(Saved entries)
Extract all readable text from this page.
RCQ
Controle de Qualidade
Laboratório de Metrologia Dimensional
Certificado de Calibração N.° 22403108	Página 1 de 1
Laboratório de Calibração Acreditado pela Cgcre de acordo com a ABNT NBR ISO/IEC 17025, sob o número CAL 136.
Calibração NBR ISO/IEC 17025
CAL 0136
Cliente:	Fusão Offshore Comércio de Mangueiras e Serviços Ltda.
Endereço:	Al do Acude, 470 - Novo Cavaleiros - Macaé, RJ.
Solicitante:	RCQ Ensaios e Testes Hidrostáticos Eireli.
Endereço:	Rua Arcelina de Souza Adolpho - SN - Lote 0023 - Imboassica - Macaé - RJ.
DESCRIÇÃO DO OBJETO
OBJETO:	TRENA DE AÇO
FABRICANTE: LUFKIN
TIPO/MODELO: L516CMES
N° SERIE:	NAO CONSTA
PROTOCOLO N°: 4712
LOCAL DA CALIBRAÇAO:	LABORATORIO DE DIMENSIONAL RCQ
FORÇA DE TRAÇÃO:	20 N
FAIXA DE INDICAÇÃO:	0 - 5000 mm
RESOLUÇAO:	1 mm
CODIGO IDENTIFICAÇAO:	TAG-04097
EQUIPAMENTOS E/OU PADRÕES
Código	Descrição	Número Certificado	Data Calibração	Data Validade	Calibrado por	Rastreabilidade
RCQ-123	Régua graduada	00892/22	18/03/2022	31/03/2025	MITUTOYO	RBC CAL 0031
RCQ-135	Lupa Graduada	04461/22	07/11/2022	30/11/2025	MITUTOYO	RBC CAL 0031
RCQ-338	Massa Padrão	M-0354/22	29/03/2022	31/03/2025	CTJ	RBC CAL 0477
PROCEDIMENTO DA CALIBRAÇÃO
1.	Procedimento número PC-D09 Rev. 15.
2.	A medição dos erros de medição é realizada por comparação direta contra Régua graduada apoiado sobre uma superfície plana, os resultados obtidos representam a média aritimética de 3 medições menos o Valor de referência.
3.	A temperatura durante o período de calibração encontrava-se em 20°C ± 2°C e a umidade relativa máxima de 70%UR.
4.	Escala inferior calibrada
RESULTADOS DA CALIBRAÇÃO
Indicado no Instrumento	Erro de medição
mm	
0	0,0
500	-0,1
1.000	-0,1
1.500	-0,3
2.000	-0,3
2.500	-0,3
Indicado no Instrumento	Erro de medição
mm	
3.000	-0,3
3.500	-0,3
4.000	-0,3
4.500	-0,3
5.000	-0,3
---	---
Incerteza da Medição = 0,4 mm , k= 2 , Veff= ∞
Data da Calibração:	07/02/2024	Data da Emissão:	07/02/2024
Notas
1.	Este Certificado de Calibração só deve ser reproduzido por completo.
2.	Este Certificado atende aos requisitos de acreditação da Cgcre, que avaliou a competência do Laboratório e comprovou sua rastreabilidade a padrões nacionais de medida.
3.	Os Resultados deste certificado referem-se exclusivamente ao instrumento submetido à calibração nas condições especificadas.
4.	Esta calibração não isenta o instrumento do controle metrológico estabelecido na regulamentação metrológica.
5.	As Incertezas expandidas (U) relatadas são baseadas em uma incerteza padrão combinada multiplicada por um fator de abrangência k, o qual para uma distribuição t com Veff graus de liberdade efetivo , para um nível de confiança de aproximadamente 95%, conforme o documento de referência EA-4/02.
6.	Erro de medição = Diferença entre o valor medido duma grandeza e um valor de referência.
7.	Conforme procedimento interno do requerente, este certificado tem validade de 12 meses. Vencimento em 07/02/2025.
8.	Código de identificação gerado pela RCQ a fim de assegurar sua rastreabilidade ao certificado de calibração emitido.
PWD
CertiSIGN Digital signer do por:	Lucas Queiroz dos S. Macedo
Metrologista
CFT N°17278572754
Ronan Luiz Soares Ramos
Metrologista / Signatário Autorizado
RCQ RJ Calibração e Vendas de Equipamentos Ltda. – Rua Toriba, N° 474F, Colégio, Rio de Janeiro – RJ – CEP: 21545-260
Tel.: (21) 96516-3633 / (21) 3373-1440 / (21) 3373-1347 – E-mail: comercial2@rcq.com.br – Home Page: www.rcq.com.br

= The task =
Write out the data exactly as it stands.

= Expected answer =
Extract all readable text from this page.
RCQ
Controle de Qualidade
Laboratório de Metrologia Dimensional
Certificado de Calibração N.° 22403108	Página 1 de 1
Laboratório de Calibração Acreditado pela Cgcre de acordo com a ABNT NBR ISO/IEC 17025, sob o número CAL 136.
Calibração NBR ISO/IEC 17025
CAL 0136
Cliente:	Fusão Offshore Comércio de Mangueiras e Serviços Ltda.
Endereço:	Al do Acude, 470 - Novo Cavaleiros - Macaé, RJ.
Solicitante:	RCQ Ensaios e Testes Hidrostáticos Eireli.
Endereço:	Rua Arcelina de Souza Adolpho - SN - Lote 0023 - Imboassica - Macaé - RJ.
DESCRIÇÃO DO OBJETO
OBJETO:	TRENA DE AÇO
FABRICANTE: LUFKIN
TIPO/MODELO: L516CMES
N° SERIE:	NAO CONSTA
PROTOCOLO N°: 4712
LOCAL DA CALIBRAÇAO:	LABORATORIO DE DIMENSIONAL RCQ
FORÇA DE TRAÇÃO:	20 N
FAIXA DE INDICAÇÃO:	0 - 5000 mm
RESOLUÇAO:	1 mm
CODIGO IDENTIFICAÇAO:	TAG-04097
EQUIPAMENTOS E/OU PADRÕES
Código	Descrição	Número Certificado	Data Calibração	Data Validade	Calibrado por	Rastreabilidade
RCQ-123	Régua graduada	00892/22	18/03/2022	31/03/2025	MITUTOYO	RBC CAL 0031
RCQ-135	Lupa Graduada	04461/22	07/11/2022	30/11/2025	MITUTOYO	RBC CAL 0031
RCQ-338	Massa Padrão	M-0354/22	29/03/2022	31/03/2025	CTJ	RBC CAL 0477
PROCEDIMENTO DA CALIBRAÇÃO
1.	Procedimento número PC-D09 Rev. 15.
2.	A medição dos erros de medição é realizada por comparação direta contra Régua graduada apoiado sobre uma superfície plana, os resultados obtidos representam a média aritimética de 3 medições menos o Valor de referência.
3.	A temperatura durante o período de calibração encontrava-se em 20°C ± 2°C e a umidade relativa máxima de 70%UR.
4.	Escala inferior calibrada
RESULTADOS DA CALIBRAÇÃO
Indicado no Instrumento	Erro de medição
mm	
0	0,0
500	-0,1
1.000	-0,1
1.500	-0,3
2.000	-0,3
2.500	-0,3
Indicado no Instrumento	Erro de medição
mm	
3.000	-0,3
3.500	-0,3
4.000	-0,3
4.500	-0,3
5.000	-0,3
---	---
Incerteza da Medição = 0,4 mm , k= 2 , Veff= ∞
Data da Calibração:	07/02/2024	Data da Emissão:	07/02/2024
Notas
1.	Este Certificado de Calibração só deve ser reproduzido por completo.
2.	Este Certificado atende aos requisitos de acreditação da Cgcre, que avaliou a competência do Laboratório e comprovou sua rastreabilidade a padrões nacionais de medida.
3.	Os Resultados deste certificado referem-se exclusivamente ao instrumento submetido à calibração nas condições especificadas.
4.	Esta calibração não isenta o instrumento do controle metrológico estabelecido na regulamentação metrológica.
5.	As Incertezas expandidas (U) relatadas são baseadas em uma incerteza padrão combinada multiplicada por um fator de abrangência k, o qual para uma distribuição t com Veff graus de liberdade efetivo , para um nível de confiança de aproximadamente 95%, conforme o documento de referência EA-4/02.
6.	Erro de medição = Diferença entre o valor medido duma grandeza e um valor de referência.
7.	Conforme procedimento interno do requerente, este certificado tem validade de 12 meses. Vencimento em 07/02/2025.
8.	Código de identificação gerado pela RCQ a fim de assegurar sua rastreabilidade ao certificado de calibração emitido.
PWD
CertiSIGN Digital signer do por:	Lucas Queiroz dos S. Macedo
Metrologista
CFT N°17278572754
Ronan Luiz Soares Ramos
Metrologista / Signatário Autorizado
RCQ RJ Calibração e Vendas de Equipamentos Ltda. – Rua Toriba, N° 474F, Colégio, Rio de Janeiro – RJ – CEP: 21545-260
Tel.: (21) 96516-3633 / (21) 3373-1440 / (21) 3373-1347 – E-mail: comercial2@rcq.com.br – Home Page: www.rcq.com.br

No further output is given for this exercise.